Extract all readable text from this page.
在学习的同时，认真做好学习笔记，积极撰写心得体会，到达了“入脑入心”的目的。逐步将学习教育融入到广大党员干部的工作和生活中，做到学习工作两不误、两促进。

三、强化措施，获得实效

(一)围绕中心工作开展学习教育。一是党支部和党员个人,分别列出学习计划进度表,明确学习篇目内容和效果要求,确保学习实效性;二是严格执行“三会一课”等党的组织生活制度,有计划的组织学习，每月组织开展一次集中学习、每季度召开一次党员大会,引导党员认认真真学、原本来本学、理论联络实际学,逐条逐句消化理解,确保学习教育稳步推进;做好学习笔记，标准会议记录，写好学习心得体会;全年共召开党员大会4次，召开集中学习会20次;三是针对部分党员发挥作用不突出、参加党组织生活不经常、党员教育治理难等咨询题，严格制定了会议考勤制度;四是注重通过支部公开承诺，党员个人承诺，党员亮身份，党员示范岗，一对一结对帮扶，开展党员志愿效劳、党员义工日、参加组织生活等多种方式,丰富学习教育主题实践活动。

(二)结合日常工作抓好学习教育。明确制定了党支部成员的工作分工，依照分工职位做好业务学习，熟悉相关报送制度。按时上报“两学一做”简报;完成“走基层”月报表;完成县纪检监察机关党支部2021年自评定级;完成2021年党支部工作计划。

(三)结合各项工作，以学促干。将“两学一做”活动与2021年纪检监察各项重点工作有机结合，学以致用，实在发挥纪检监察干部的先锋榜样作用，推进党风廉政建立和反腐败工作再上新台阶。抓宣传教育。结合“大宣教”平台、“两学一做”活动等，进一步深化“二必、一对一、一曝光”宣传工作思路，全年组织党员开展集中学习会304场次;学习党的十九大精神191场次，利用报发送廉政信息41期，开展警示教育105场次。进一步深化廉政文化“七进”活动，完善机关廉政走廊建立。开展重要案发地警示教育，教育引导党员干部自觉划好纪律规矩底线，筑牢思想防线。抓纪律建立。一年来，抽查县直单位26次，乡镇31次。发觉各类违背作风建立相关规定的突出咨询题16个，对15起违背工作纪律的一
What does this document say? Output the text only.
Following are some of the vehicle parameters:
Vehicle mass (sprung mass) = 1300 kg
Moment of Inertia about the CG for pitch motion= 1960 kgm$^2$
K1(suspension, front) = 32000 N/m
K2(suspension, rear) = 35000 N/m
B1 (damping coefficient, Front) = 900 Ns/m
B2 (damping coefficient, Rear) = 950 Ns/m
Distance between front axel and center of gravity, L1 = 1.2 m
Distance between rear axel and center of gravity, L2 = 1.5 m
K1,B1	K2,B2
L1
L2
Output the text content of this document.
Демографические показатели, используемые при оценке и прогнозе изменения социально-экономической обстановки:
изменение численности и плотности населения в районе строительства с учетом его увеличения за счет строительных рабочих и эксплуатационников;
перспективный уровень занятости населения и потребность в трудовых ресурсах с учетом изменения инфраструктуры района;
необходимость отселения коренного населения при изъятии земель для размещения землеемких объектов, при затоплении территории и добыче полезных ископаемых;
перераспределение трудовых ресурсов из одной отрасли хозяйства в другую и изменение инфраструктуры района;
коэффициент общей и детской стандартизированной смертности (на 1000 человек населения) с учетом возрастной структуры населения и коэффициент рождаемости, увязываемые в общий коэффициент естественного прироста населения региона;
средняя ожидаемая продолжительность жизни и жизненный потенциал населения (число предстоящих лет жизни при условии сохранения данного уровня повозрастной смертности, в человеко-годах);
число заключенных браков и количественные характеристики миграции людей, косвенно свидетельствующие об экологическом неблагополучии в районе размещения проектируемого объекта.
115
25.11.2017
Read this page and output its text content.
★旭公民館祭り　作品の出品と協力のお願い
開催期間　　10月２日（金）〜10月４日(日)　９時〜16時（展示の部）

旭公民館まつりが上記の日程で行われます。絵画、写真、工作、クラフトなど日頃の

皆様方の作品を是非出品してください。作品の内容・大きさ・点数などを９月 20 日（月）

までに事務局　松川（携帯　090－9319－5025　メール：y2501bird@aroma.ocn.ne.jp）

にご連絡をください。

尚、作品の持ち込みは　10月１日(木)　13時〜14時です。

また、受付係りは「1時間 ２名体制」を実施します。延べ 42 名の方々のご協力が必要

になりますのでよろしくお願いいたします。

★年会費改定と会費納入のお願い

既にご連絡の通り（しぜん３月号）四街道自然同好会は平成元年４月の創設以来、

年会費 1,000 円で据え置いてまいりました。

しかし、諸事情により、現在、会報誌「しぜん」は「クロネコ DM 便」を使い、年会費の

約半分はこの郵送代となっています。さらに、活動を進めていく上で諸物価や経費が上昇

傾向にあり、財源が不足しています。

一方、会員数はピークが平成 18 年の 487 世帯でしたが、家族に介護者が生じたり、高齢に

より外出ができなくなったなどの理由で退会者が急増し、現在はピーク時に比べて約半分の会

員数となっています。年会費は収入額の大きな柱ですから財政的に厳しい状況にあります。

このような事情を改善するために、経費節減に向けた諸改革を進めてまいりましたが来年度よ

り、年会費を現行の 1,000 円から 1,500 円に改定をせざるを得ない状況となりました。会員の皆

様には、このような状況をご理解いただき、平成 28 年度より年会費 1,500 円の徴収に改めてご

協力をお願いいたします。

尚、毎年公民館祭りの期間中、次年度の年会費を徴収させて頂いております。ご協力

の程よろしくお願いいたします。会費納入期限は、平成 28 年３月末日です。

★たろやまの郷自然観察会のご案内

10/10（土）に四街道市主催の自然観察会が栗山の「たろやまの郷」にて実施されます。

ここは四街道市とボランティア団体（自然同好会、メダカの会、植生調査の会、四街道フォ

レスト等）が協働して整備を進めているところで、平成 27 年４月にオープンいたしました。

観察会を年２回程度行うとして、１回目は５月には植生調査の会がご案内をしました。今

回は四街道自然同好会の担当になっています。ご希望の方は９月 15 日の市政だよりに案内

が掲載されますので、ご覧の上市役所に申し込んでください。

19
★ ★ ★ ★ ★
_AIM:_
In the entries above, identify each line that includes the string "gravity", then copy it.

_SOLUTION TO THIS TASK:_
Distance between front axel and center of gravity, L1 = 1.2 m
Distance between rear axel and center of gravity, L2 = 1.5 m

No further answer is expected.